▶ [課題のねらい]
記録の冒頭から始めて「x-tick-label: 75 bbox=[452, 450, 464, 461]」を含む行で終わる範囲（両端を含む）について、「bubble」を「marker」に置き換えて書き直しなさい。それ以外の部分は変えずにそのまま残すこと。
-*-*-
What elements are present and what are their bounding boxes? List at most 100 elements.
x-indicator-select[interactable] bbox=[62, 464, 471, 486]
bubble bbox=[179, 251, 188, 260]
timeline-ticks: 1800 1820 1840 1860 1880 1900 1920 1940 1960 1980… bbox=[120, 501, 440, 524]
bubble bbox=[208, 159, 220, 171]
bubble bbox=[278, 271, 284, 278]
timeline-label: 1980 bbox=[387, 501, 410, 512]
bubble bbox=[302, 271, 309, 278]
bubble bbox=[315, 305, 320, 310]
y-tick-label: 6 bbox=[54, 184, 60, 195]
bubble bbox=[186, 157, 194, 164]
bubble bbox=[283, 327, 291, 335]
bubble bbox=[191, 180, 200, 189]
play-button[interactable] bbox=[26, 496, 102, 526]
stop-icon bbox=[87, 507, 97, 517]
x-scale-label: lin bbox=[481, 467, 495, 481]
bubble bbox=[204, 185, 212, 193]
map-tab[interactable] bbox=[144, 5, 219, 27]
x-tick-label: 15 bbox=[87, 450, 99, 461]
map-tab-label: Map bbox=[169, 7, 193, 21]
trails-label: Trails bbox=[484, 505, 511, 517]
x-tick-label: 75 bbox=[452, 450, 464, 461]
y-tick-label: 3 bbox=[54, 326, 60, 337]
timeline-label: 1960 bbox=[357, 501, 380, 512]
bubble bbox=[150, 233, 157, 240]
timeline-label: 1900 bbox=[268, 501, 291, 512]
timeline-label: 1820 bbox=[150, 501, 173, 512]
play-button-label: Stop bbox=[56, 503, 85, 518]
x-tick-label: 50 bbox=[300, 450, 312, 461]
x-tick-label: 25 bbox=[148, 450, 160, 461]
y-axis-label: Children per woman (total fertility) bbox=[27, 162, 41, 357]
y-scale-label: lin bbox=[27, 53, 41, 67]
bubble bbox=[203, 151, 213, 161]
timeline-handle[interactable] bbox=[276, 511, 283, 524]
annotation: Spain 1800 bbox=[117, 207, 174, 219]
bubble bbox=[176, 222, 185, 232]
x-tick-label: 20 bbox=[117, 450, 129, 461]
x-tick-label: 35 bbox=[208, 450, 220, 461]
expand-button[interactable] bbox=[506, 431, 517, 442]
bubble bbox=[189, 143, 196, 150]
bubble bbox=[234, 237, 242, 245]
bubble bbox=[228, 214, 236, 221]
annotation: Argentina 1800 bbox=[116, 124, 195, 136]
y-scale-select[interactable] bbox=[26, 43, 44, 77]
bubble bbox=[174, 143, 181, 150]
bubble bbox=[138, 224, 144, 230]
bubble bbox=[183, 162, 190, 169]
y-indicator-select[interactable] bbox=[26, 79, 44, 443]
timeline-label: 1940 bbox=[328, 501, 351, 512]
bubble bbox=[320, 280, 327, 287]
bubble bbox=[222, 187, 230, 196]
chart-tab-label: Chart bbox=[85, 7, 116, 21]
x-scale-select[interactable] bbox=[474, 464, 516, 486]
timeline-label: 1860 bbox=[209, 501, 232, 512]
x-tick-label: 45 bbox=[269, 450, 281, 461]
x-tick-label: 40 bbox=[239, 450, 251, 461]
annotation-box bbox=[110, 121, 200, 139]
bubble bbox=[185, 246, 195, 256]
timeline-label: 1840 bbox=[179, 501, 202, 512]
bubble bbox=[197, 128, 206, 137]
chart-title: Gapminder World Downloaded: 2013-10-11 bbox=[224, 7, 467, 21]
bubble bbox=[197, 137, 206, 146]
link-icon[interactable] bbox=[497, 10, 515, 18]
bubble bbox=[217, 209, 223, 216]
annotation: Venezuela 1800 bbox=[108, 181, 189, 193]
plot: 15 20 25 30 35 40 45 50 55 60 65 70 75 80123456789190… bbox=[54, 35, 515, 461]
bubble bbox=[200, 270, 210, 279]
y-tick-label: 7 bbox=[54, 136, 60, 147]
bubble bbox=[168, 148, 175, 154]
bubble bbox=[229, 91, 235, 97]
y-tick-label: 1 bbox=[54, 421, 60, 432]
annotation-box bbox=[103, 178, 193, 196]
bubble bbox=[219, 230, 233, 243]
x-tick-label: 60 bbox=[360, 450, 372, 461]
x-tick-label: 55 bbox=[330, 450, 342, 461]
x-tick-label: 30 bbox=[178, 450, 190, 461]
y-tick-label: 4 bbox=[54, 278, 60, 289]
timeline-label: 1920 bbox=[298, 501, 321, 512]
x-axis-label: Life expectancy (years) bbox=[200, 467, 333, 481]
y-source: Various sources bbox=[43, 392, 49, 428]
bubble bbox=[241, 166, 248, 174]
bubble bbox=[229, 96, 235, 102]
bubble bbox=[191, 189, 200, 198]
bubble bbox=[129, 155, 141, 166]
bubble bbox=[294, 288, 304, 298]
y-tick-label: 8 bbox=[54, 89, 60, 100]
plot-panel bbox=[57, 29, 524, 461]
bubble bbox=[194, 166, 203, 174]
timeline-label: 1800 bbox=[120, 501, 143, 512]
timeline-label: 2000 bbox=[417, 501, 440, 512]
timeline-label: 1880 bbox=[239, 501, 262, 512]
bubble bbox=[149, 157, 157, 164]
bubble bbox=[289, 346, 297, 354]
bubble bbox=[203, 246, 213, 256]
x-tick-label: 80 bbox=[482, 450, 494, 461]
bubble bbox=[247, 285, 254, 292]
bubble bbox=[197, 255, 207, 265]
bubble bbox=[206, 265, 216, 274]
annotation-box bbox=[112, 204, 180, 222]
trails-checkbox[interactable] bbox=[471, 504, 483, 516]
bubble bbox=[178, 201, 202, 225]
-*-*-
▶ [完全な解答]
What elements are present and what are their bounding boxes? List at most 100 elements.
x-indicator-select[interactable] bbox=[62, 464, 471, 486]
marker bbox=[179, 251, 188, 260]
timeline-ticks: 1800 1820 1840 1860 1880 1900 1920 1940 1960 1980… bbox=[120, 501, 440, 524]
marker bbox=[208, 159, 220, 171]
marker bbox=[278, 271, 284, 278]
timeline-label: 1980 bbox=[387, 501, 410, 512]
marker bbox=[302, 271, 309, 278]
marker bbox=[315, 305, 320, 310]
y-tick-label: 6 bbox=[54, 184, 60, 195]
marker bbox=[186, 157, 194, 164]
marker bbox=[283, 327, 291, 335]
marker bbox=[191, 180, 200, 189]
play-button[interactable] bbox=[26, 496, 102, 526]
stop-icon bbox=[87, 507, 97, 517]
x-scale-label: lin bbox=[481, 467, 495, 481]
marker bbox=[204, 185, 212, 193]
map-tab[interactable] bbox=[144, 5, 219, 27]
x-tick-label: 15 bbox=[87, 450, 99, 461]
map-tab-label: Map bbox=[169, 7, 193, 21]
trails-label: Trails bbox=[484, 505, 511, 517]
x-tick-label: 75 bbox=[452, 450, 464, 461]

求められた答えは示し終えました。